> Directions:
Name every kind of person or group that the blog post below describes as a heavy user of profanity, including those used in comparisons.

> Supplied text:
++++++++++
It's getting worse, despite the success of the elections. Outside of Cairo people may believe that SCAF is still on the side of the revolution, but the growing dichotomy between the revolutionaries and the broader society is as bothersome as the spreading hostility towards SCAF.

(Strong Language warning here. Actually, repeatedly so in the policy statement below.)

A second sad day; blogger Zeinobia has her usual collection of stills and videos,  and an unusually candid and profane title for her, "We are Fucked!!". 

Language policy addendum (strong and repeated and R-Rated language warning here):
A note on language policy to any offended readers on the uncensored language in the last sentence of this post: I originally used asterisks here (f**ked), which has been my policy up to now with exceptions; on reflection, I see that that was watering down the message Zeinobia, who doesn't normally use such language either, intended by using it to deliberately shock, so I've removed the asterisks to restore her powerful meaning. I'm going to explain in this excursus why, in the future, on rare occasions (as has actually been done previously) I may cite strong language uncensored and directly on the blog, which requires repeating the word "fuck" multiple times (not in its sexual but in its intensifying, expletive sense),  just this once. If that seriously offends you, don't read any further.  A search of Zeinobia's website suggests she's never previously used the word in any form, at least lately, and certainly not in a post title, so I undercut her deliberate transgressiveness.
People who use profanity constantly deplete it of all shock value. There are those who cuss like a longshoreman or a drunken sailor, for whom, as someone once said, "fucking" is just a sign that a noun is coming. I've worked as a journalist covering the military, and journalists and the military are among the most avid users of the word. (There's a story from some well known literary source that in WWII an RAF mechanic hit a propeller with a wrench and exclaimed, "Fuck! This fucking fucker's fucked!" Though spoiled by the intrusion of a non-obscene "this", the result is both joyously pure, or I guess impure.) That renders a word that used to shock rather anodyne, and makes the speaker seem vocabulary-challenged. But people who use taboo words only in extreme cases, when they're really, really angry or shocked (okay, really fucking angry: see the difference from "really, really angry"?), deserve to be heard with all the taboo letters in place: they chose the vocabulary not out of habit or lack of alternatives, but precisely for its effect.
++++++++++
> Material:
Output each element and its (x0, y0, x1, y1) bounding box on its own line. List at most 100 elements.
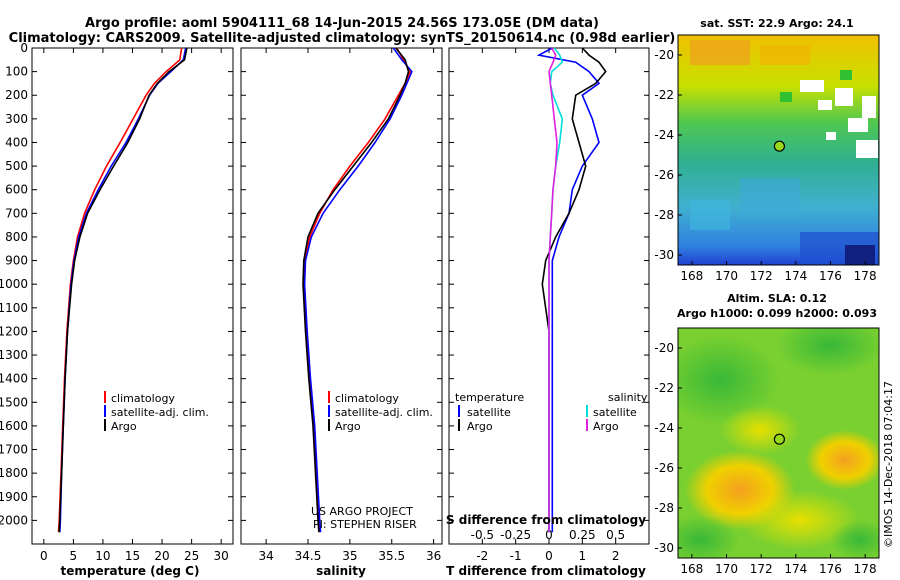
++++++++++
> Answer to the exercise:
- Longshoremen
- Drunken sailors
- Journalists
- The military